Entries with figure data
* * * * * * * * *
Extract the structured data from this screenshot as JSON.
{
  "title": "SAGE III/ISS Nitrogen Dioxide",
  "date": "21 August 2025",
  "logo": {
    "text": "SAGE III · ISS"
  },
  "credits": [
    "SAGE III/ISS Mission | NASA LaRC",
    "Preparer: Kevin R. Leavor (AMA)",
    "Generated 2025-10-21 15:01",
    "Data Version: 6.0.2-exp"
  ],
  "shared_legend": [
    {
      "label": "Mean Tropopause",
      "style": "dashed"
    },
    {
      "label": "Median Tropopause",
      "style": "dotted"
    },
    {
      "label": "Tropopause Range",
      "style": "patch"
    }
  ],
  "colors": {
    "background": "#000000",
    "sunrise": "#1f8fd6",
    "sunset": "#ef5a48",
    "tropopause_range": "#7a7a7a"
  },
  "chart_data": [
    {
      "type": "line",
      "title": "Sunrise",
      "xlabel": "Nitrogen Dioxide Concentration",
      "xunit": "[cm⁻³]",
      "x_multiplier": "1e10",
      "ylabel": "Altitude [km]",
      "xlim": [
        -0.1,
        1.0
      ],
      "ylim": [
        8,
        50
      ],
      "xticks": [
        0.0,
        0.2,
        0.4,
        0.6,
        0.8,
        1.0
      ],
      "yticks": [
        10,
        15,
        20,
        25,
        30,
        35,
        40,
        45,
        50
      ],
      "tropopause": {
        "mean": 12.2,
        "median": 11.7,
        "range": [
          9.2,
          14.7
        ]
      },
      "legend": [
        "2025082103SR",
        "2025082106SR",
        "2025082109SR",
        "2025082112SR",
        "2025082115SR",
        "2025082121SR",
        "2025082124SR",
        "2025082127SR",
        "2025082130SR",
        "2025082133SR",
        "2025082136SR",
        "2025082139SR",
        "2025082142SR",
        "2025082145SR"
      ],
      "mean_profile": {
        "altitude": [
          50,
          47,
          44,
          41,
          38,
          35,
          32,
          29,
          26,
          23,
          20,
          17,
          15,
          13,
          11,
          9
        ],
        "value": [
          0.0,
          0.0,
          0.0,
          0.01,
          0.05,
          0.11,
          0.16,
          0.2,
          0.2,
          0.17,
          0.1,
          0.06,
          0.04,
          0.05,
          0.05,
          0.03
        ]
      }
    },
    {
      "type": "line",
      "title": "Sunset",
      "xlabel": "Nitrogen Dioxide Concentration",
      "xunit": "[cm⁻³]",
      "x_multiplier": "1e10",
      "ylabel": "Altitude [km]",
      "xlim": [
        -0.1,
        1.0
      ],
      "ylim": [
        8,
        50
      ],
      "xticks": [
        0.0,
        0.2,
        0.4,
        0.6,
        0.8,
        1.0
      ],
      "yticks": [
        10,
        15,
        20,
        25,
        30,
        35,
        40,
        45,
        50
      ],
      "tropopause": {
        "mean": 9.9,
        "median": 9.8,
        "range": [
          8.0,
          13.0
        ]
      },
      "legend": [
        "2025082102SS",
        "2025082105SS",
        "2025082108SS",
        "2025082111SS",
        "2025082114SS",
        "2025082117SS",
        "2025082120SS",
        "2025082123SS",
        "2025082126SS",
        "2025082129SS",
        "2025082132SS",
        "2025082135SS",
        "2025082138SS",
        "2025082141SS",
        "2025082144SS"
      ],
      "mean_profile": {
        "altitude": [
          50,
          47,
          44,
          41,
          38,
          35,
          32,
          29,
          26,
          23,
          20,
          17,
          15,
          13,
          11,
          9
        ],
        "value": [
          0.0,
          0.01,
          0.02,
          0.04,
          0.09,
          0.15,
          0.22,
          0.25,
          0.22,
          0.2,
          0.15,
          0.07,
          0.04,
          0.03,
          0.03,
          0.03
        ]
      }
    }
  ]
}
* * * * * * * * *
Work to do
Reproduce all data above, unchanged.

Output for this exercise
Extract the structured data from this screenshot as JSON.
{
  "title": "SAGE III/ISS Nitrogen Dioxide",
  "date": "21 August 2025",
  "logo": {
    "text": "SAGE III · ISS"
  },
  "credits": [
    "SAGE III/ISS Mission | NASA LaRC",
    "Preparer: Kevin R. Leavor (AMA)",
    "Generated 2025-10-21 15:01",
    "Data Version: 6.0.2-exp"
  ],
  "shared_legend": [
    {
      "label": "Mean Tropopause",
      "style": "dashed"
    },
    {
      "label": "Median Tropopause",
      "style": "dotted"
    },
    {
      "label": "Tropopause Range",
      "style": "patch"
    }
  ],
  "colors": {
    "background": "#000000",
    "sunrise": "#1f8fd6",
    "sunset": "#ef5a48",
    "tropopause_range": "#7a7a7a"
  },
  "chart_data": [
    {
      "type": "line",
      "title": "Sunrise",
      "xlabel": "Nitrogen Dioxide Concentration",
      "xunit": "[cm⁻³]",
      "x_multiplier": "1e10",
      "ylabel": "Altitude [km]",
      "xlim": [
        -0.1,
        1.0
      ],
      "ylim": [
        8,
        50
      ],
      "xticks": [
        0.0,
        0.2,
        0.4,
        0.6,
        0.8,
        1.0
      ],
      "yticks": [
        10,
        15,
        20,
        25,
        30,
        35,
        40,
        45,
        50
      ],
      "tropopause": {
        "mean": 12.2,
        "median": 11.7,
        "range": [
          9.2,
          14.7
        ]
      },
      "legend": [
        "2025082103SR",
        "2025082106SR",
        "2025082109SR",
        "2025082112SR",
        "2025082115SR",
        "2025082121SR",
        "2025082124SR",
        "2025082127SR",
        "2025082130SR",
        "2025082133SR",
        "2025082136SR",
        "2025082139SR",
        "2025082142SR",
        "2025082145SR"
      ],
      "mean_profile": {
        "altitude": [
          50,
          47,
          44,
          41,
          38,
          35,
          32,
          29,
          26,
          23,
          20,
          17,
          15,
          13,
          11,
          9
        ],
        "value": [
          0.0,
          0.0,
          0.0,
          0.01,
          0.05,
          0.11,
          0.16,
          0.2,
          0.2,
          0.17,
          0.1,
          0.06,
          0.04,
          0.05,
          0.05,
          0.03
        ]
      }
    },
    {
      "type": "line",
      "title": "Sunset",
      "xlabel": "Nitrogen Dioxide Concentration",
      "xunit": "[cm⁻³]",
      "x_multiplier": "1e10",
      "ylabel": "Altitude [km]",
      "xlim": [
        -0.1,
        1.0
      ],
      "ylim": [
        8,
        50
      ],
      "xticks": [
        0.0,
        0.2,
        0.4,
        0.6,
        0.8,
        1.0
      ],
      "yticks": [
        10,
        15,
        20,
        25,
        30,
        35,
        40,
        45,
        50
      ],
      "tropopause": {
        "mean": 9.9,
        "median": 9.8,
        "range": [
          8.0,
          13.0
        ]
      },
      "legend": [
        "2025082102SS",
        "2025082105SS",
        "2025082108SS",
        "2025082111SS",
        "2025082114SS",
        "2025082117SS",
        "2025082120SS",
        "2025082123SS",
        "2025082126SS",
        "2025082129SS",
        "2025082132SS",
        "2025082135SS",
        "2025082138SS",
        "2025082141SS",
        "2025082144SS"
      ],
      "mean_profile": {
        "altitude": [
          50,
          47,
          44,
          41,
          38,
          35,
          32,
          29,
          26,
          23,
          20,
          17,
          15,
          13,
          11,
          9
        ],
        "value": [
          0.0,
          0.01,
          0.02,
          0.04,
          0.09,
          0.15,
          0.22,
          0.25,
          0.22,
          0.2,
          0.15,
          0.07,
          0.04,
          0.03,
          0.03,
          0.03
        ]
      }
    }
  ]
}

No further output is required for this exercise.